▶ Extract to read
Starting with Windows XP and Windows Server 2003, ODBC is included in the Windows operation system. You should only explicitly install ODBC on earlier versions of Windows.
The user runs the setup program to start the setup process. The setup program is written by the application or driver developer. In addition to installing ODBC components, it can install other software. For example, application developers might use the same setup program both to install ODBC components and to install their applications.
Developers can write the setup program from scratch, using the Microsoft® Windows® SDK setup utilities or setup software from other vendors. This gives those developers complete control over the setup program's look and feel. The setup program can be written to install additional software, such as an ODBC application. For more information on the Windows SDK setup utilities, see the Windows SDK documentation.

▶ Information supplied
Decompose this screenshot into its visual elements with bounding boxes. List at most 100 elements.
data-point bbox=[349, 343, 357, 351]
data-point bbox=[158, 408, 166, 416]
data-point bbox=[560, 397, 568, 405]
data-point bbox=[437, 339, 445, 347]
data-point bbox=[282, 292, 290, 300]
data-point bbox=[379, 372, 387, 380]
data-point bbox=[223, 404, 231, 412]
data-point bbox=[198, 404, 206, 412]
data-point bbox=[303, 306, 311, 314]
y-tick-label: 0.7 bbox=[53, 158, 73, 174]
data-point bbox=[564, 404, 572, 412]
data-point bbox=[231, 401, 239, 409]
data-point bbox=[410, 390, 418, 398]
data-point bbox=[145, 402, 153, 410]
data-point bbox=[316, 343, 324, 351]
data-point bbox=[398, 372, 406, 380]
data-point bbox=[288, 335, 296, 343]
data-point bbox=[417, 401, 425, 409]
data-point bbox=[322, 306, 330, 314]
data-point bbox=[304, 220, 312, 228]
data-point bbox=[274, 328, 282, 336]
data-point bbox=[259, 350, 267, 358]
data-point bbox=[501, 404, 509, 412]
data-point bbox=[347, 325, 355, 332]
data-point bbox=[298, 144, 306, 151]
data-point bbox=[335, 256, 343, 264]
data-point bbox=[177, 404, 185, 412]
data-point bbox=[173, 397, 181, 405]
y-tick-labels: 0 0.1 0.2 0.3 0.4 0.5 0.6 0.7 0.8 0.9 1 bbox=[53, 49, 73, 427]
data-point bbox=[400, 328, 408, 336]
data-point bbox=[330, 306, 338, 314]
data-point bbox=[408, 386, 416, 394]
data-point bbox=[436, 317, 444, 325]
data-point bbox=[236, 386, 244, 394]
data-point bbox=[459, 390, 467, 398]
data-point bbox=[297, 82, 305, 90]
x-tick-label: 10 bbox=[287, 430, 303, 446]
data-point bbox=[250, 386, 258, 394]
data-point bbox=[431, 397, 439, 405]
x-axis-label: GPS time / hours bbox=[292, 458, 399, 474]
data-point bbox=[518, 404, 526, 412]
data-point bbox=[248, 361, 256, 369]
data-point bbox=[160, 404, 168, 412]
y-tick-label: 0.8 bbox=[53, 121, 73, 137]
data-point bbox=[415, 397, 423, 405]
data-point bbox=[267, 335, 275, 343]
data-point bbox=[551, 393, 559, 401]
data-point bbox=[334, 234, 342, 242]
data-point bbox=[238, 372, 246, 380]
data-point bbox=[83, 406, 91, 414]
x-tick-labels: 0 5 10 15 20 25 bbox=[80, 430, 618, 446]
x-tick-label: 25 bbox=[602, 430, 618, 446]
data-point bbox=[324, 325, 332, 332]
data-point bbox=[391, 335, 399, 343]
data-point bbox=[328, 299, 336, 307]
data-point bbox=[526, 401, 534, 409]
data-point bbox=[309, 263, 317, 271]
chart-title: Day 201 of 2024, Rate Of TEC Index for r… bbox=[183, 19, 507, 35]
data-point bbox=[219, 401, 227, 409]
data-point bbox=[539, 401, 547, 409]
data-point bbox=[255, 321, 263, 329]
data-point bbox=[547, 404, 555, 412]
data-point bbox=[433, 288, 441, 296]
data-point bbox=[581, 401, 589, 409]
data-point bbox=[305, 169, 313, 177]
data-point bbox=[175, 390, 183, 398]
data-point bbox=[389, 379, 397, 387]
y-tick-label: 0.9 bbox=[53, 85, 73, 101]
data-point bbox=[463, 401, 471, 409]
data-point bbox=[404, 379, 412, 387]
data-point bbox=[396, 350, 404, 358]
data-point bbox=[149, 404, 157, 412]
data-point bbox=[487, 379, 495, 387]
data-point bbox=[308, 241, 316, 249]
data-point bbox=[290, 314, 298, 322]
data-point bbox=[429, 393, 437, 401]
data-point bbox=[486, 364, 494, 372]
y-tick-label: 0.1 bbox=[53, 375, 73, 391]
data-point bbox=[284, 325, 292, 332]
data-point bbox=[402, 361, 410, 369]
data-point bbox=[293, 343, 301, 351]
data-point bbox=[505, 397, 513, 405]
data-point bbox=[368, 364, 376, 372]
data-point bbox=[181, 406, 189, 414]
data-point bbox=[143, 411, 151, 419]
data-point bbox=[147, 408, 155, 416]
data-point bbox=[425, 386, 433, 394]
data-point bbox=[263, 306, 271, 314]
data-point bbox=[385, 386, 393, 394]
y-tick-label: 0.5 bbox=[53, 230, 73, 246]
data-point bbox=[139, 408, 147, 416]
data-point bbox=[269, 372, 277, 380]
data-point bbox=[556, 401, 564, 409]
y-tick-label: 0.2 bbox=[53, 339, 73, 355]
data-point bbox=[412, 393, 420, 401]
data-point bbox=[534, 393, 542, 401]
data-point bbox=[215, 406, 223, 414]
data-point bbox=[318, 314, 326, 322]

▶ Work item A
According to the text on ODBC setup, starting with which Windows versions is ODBC included in the operating system?
▶ Work item B
Continue the text on ODBC setup from where it stops.

▶ Task output A
Windows XP and Windows Server 2003.

▶ Task output B
How much of the installation is actually done by the setup program depends on what functions it calls in the installer DLL. The installer DLL contains functions to install individual ODBC components. The setup program simply calls SQLInstallDriverManager, SQLInstallDriverEx, or SQLInstallTranslatorEx in the installer DLL to retrieve the path of the directory in which the component is to be installed and to add information about the component to the registry. These functions do not actually copy files; the setup program does this using the information in the arguments of these functions.
The installer DLL also contains functions to remove ODBC components. The setup program calls SQLRemoveDriverManager, SQLRemoveDriver, or SQLRemoveTranslator in the installer DLL to decrement a component's usage count in the registry and, if the component's new usage count falls to 0, remove all information about the component from the registry. These functions do not actually remove the files for the component; the setup program does this if the new usage count falls to 0.